• **EXERCISE INSTRUCTIONS**
Work through the listing below and count the lines that hold "Avril". Answer with the number alone.

• **PROVIDED RECORDS**
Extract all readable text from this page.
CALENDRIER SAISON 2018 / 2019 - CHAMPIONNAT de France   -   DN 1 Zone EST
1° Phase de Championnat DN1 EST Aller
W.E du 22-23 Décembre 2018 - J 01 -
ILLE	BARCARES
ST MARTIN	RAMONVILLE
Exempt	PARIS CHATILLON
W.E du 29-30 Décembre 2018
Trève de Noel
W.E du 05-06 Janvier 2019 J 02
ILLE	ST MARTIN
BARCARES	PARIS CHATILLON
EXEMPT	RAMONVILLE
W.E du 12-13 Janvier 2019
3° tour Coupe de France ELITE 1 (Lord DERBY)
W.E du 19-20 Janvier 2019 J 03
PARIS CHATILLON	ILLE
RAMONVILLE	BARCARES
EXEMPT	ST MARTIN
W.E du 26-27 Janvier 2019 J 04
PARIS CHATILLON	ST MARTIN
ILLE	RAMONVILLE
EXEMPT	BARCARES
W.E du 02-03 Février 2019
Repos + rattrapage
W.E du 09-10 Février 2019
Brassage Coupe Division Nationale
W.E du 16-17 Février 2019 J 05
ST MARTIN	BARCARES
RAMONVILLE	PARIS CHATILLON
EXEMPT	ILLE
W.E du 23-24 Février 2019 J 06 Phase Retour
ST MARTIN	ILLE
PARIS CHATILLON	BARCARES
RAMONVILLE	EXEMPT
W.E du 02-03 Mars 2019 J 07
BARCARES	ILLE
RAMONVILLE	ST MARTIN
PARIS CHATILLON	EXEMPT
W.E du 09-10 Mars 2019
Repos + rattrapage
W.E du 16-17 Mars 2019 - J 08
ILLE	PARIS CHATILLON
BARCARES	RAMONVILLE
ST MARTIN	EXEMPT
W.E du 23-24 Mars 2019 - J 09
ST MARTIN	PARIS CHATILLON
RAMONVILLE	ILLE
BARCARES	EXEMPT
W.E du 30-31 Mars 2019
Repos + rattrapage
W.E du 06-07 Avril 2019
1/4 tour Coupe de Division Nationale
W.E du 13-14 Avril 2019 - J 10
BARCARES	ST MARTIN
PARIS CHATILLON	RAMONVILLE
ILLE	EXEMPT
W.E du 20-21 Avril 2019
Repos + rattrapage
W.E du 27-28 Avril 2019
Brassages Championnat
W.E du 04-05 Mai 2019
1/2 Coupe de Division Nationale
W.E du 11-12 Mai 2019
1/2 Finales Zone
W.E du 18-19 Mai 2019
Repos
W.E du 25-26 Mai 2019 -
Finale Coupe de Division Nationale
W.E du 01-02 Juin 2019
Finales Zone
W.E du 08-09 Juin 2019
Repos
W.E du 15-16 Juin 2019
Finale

• **CORRECT OUTPUT**
4